» PASSAGE GIVEN
(begin)
Appellants further contend that the negations pleaded are not sufficiently specific, but we think that contention is without merit, and we are also of the opinion that the indictment is not duplicitous. Cochran v. United States (C.C.A.) 41 F.2d 193; Scheib v. United States (C.C.A.) 14 F.2d 75; Silkworth v. United States (C.C.A.) 10 F.2d 711; Gourdain v. United States (C.C.A.) 154 F. 453.

We think there was no error in overruling appellants' motion for a bill of particulars. The representations relied upon were sufficiently specific. The articles mailed were enclosed in envelopes which were addressed respectively to certain individuals named in the several counts, and the evidence supported those charges. The record does not disclose that appellants were either surprised or prejudiced by the court's refusal to grant a bill of particulars. The matter of granting or refusing such motion, if properly exercised, was within the trial court's discretion, and is not reviewable here. Horowitz v. United States (C.C.A.) 262 F. 48; Savage v. United States (C.C.A.) 270 F. 14; Hyney v. United States (C.C.A.) 44 F.2d 134.

There was evidence admitted as to appellants' representations relative to the Calhoun Beach and Chestnut Street bonds which were not mentioned in the indictment, and upon this ruling appellants predicate error. This evidence was properly received on the question of appellants' intent, and not primarily in support of any specific crime charged in the indictment. Moore v. United States, 150 U.S. 57, 14 S. Ct. 26, 37 L. Ed. 996; Painter v. People, 147 Ill. 444, 35 N.E. 64; People v. Molineux, 168 N.Y. 264, 61 N.E. 286, 62 L.R.A. 193; People v. Harris, 136 N.Y. 423, 33 N.E. 65; State v. Tettaton, 159 Mo. 354, 60 S.W. 743; Wigmore on Evidence, § 302.

Appellants contend that the court, by excluding material issues of ultimate fact from the consideration of the jury, denied them their constitutional right of trial by jury. This contention is based on the following instruction given by the court:

"In fact, I think I may say, and fairly say, that the mailing is conceded. The defendants deny, however, that the mail matter was sent through the United States Post Office in connection with any scheme or device to obtain money or property by means of false representations, pretenses or promises. If the defendants, or some of them, devised the scheme, as charged in the indictment, then such of the defendants as devised the scheme are guilty on all counts."
(end)
Element location data:
(begin)
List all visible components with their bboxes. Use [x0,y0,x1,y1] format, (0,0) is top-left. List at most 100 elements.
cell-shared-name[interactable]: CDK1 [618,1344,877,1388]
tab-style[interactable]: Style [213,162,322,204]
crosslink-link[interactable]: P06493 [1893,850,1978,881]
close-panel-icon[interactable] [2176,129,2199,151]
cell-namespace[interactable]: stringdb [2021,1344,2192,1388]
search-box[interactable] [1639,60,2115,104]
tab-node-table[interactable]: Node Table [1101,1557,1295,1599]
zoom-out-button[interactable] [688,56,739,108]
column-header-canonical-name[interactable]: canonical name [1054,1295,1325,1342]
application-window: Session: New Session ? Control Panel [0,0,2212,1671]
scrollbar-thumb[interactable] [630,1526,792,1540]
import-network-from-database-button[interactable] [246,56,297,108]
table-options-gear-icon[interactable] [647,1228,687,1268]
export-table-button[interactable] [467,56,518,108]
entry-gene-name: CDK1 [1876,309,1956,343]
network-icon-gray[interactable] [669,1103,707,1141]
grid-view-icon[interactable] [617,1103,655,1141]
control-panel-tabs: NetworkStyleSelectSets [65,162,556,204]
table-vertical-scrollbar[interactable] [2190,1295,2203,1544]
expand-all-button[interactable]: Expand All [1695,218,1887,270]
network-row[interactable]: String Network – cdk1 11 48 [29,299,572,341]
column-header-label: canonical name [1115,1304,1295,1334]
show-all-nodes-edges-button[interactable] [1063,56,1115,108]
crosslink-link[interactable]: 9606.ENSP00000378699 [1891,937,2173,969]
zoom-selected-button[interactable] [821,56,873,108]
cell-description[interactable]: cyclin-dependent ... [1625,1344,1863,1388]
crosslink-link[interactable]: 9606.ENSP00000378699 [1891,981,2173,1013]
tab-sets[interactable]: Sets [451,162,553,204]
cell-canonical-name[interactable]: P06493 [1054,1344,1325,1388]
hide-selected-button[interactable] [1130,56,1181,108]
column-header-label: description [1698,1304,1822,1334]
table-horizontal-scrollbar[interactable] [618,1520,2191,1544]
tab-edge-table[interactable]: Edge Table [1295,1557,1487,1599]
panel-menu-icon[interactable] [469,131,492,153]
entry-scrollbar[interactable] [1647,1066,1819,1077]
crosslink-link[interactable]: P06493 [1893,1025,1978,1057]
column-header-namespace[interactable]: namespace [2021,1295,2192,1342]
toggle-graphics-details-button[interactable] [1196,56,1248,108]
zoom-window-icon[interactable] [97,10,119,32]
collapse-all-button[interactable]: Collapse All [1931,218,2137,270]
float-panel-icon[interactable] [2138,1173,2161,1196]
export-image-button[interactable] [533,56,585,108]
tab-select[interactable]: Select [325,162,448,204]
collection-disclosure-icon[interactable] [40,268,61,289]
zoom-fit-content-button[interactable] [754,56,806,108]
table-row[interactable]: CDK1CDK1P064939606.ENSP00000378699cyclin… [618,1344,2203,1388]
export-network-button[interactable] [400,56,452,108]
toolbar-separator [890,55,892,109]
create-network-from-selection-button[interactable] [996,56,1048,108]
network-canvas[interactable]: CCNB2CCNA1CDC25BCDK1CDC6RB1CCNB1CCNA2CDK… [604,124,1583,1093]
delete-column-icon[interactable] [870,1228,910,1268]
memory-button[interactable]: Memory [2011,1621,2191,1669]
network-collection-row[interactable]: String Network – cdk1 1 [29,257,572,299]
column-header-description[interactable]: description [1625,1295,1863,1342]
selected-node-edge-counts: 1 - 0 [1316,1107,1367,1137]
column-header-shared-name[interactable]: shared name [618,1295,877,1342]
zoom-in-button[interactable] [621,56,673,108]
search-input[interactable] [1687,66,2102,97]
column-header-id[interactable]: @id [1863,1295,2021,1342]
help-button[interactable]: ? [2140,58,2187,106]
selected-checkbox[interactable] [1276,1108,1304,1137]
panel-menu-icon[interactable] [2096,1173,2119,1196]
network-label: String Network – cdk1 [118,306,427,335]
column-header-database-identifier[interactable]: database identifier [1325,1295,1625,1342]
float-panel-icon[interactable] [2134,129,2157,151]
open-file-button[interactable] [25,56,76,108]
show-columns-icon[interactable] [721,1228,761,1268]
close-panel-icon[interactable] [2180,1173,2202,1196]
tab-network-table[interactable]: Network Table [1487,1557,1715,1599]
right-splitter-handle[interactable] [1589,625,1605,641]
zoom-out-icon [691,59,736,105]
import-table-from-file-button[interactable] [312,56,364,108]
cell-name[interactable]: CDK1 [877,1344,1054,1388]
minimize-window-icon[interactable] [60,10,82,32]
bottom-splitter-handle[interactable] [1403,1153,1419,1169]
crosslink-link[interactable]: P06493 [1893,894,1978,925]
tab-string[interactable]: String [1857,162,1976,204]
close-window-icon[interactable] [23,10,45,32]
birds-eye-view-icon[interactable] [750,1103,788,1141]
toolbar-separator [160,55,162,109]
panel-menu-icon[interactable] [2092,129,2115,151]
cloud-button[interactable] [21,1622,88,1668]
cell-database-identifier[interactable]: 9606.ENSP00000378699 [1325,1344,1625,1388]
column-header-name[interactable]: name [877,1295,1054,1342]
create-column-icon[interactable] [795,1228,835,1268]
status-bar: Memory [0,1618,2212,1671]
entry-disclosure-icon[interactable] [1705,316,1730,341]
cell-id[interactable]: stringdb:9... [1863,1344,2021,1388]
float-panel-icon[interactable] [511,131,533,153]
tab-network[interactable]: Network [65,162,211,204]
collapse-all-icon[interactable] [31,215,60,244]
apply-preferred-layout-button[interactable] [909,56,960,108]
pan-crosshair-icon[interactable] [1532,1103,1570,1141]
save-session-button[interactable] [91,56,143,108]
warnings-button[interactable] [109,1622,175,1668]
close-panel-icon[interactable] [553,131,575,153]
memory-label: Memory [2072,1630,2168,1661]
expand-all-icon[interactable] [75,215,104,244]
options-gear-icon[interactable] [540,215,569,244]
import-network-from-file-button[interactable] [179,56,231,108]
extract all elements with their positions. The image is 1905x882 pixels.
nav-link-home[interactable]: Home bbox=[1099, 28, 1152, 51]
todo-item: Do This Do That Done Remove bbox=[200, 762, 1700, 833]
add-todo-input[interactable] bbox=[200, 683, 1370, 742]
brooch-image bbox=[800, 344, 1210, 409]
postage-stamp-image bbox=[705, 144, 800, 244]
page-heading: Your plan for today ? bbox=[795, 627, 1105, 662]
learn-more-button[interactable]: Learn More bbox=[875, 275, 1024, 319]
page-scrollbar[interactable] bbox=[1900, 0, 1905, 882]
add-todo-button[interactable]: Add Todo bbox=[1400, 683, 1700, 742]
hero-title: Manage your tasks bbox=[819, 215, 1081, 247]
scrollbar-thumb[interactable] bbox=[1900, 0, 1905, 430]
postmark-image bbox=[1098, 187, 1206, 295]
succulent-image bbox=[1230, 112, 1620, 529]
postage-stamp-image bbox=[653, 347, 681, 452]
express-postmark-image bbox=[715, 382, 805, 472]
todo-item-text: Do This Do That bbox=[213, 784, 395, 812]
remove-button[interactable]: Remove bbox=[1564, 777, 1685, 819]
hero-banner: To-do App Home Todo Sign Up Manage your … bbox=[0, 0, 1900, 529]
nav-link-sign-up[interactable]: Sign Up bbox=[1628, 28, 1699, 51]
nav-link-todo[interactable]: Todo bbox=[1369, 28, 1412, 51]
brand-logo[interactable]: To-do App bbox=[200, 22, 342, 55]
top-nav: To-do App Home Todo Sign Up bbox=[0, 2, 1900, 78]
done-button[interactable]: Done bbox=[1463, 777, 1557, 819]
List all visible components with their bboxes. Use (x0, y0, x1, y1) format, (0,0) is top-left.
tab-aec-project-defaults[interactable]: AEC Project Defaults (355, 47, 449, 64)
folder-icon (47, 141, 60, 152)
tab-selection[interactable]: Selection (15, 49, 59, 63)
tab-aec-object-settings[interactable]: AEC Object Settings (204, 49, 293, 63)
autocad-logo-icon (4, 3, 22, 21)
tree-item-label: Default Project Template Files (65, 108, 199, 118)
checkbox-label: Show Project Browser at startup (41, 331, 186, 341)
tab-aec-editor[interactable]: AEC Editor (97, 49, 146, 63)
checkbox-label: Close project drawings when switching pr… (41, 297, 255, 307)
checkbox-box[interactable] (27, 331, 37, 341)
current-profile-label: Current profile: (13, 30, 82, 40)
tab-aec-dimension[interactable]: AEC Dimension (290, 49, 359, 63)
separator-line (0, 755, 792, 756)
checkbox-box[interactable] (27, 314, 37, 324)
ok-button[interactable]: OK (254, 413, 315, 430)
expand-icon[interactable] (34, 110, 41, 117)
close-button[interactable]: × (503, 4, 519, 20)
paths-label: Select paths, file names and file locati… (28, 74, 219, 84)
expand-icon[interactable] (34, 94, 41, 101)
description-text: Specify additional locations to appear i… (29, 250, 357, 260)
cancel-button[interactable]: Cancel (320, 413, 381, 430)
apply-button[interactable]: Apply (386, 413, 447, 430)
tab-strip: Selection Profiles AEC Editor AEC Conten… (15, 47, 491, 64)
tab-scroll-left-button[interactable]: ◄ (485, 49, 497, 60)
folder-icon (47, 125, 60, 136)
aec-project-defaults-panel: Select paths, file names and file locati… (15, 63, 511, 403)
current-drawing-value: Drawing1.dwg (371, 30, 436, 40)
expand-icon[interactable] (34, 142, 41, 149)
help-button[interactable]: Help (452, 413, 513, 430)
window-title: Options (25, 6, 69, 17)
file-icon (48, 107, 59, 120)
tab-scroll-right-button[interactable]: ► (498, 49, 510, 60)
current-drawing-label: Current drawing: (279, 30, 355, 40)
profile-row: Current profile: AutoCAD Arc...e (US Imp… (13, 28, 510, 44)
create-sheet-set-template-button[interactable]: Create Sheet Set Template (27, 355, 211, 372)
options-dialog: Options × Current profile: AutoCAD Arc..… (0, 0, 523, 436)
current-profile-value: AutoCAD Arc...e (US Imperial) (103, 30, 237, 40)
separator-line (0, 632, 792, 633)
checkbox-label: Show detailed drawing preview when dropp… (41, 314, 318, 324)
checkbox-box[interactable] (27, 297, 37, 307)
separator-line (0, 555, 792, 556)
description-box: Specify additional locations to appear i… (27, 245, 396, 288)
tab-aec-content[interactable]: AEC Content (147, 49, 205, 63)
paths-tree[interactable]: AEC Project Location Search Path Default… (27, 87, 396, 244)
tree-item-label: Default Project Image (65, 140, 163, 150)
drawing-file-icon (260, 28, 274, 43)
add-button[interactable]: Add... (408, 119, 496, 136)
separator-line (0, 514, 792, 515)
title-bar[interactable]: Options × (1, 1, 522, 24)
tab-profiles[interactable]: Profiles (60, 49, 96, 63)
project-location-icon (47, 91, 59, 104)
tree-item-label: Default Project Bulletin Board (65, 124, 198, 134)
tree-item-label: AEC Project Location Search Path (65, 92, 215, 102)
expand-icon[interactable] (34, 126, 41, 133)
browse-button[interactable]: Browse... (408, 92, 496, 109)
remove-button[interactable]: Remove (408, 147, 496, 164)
(end)
» STATED PROBLEM 1
Copy out the rows word for word, from the start of the rows through the line that contains "application-window: Session: New", including both of those lines.
» STATED PROBLEM 2
Continue the appellate opinion on the mail fraud appeal from the point where it stops.

» EXERCISE ANSWER 1
List all visible components with their bboxes. Use [x0,y0,x1,y1] format, (0,0) is top-left. List at most 100 elements.
cell-shared-name[interactable]: CDK1 [618,1344,877,1388]
tab-style[interactable]: Style [213,162,322,204]
crosslink-link[interactable]: P06493 [1893,850,1978,881]
close-panel-icon[interactable] [2176,129,2199,151]
cell-namespace[interactable]: stringdb [2021,1344,2192,1388]
search-box[interactable] [1639,60,2115,104]
tab-node-table[interactable]: Node Table [1101,1557,1295,1599]
zoom-out-button[interactable] [688,56,739,108]
column-header-canonical-name[interactable]: canonical name [1054,1295,1325,1342]
application-window: Session: New Session ? Control Panel [0,0,2212,1671]

» EXERCISE ANSWER 2
The specific point made is that the acts of mailing were material facts which should have been submitted to the jury for determination. Of course, mailing was a material fact and raised a material issue, and the court told the jury in its second instruction that the burden was upon the Government to establish guilt beyond a reasonable doubt and that that statement applied to every material issue. He further stated that it was within the court's province to express its conclusions and inferences from the facts, but that it was not the court's intention to do so, and if he had done so or should do so, the jury were not bound by such opinion. The facts are that the mailing in respect to each count was proven, and not only was never denied by appellants, but was even admitted in argument to the jury. Furthermore, no objection was interposed to the instructions by any appellant. There is no merit in this contention.

It is further contended by appellants that the court erred in excluding an audit of the books and appraisal of the assets of H.O. Stone and Company made by an auditor and an appraiser of the Securities Commission of the State of Illinois. These documents were not identified by their respective authors, and so far as the record discloses, the authors were not available for cross-examination, and no one testified as to the accuracy of the documents. Under those circumstances the audit and appraisal were properly excluded as hearsay evidence. United Surety Co. v. Summers, 110 Md. 95, 72 A. 775; Underwood Typewriter Co. v. City of Hartford, 99 Conn. 329, 122 A. 91; Coal Creek Drain. Levee Dist. v. Sanitary Dist., 336 Ill. 11, 167 N.E. 807.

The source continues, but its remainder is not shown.